[Dataset records]
"""

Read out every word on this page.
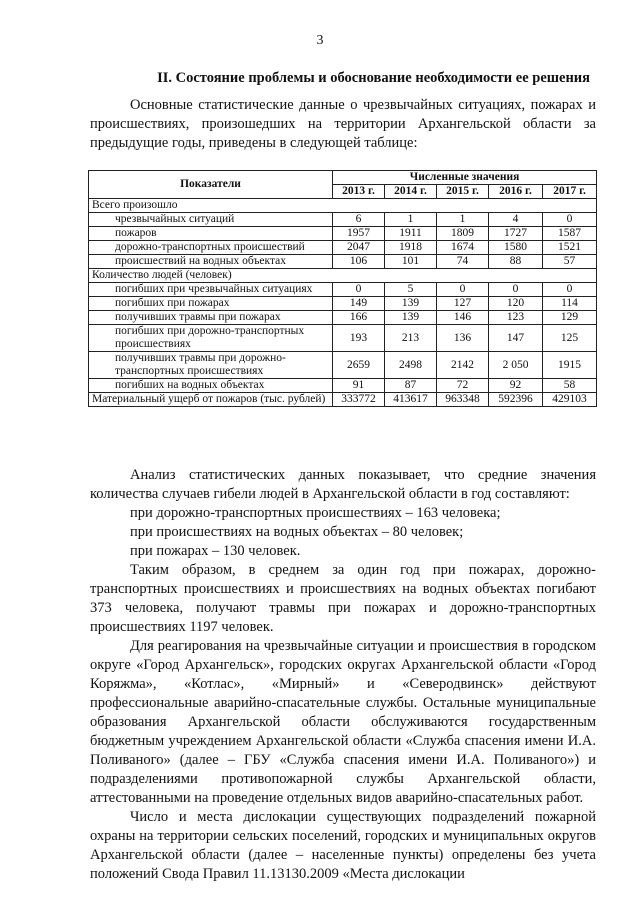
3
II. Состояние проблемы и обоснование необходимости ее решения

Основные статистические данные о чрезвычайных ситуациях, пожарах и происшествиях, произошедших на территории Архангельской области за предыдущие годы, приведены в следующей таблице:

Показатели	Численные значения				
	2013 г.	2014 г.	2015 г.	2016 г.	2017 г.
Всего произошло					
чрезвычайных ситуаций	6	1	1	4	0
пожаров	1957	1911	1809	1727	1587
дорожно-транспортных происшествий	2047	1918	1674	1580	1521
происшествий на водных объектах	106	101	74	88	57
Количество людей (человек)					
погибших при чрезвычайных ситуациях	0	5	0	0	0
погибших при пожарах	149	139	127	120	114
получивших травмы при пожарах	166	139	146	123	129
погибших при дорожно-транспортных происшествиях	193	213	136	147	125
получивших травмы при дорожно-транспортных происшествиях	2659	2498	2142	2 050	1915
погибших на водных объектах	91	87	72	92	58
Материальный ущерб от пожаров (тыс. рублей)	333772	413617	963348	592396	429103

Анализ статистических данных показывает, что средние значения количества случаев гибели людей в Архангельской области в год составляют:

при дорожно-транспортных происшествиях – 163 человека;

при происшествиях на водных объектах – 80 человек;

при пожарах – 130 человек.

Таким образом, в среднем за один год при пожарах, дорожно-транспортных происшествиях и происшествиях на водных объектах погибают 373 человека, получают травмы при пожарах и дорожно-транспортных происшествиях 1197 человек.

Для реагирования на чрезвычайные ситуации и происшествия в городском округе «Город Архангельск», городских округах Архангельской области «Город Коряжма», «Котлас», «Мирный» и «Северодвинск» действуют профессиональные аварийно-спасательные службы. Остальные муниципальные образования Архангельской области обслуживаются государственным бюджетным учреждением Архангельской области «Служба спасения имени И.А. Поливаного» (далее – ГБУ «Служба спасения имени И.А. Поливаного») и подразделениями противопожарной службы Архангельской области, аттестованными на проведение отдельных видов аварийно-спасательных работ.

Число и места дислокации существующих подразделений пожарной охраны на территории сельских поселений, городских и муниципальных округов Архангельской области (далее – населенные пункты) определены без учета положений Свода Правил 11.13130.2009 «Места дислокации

"""
"""

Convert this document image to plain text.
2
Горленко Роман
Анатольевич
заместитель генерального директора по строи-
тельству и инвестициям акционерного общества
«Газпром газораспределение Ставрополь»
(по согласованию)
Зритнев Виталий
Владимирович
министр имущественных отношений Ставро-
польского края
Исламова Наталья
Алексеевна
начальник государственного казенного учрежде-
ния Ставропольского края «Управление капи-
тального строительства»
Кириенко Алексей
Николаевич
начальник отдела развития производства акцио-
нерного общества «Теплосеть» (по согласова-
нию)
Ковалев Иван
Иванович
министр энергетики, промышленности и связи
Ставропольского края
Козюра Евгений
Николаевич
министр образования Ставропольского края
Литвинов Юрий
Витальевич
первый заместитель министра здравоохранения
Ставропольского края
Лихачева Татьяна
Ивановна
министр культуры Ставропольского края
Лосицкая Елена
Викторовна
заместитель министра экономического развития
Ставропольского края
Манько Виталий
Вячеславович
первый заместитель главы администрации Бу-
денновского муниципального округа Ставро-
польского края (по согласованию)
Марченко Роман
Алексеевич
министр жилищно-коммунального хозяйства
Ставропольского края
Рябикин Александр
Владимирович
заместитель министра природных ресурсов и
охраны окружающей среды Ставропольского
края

"""

## Given request
From the listing above, copy all lines holding the word "начальник".

## Output of the exercise
начальник государственного казенного учрежде-
начальник отдела развития производства акцио-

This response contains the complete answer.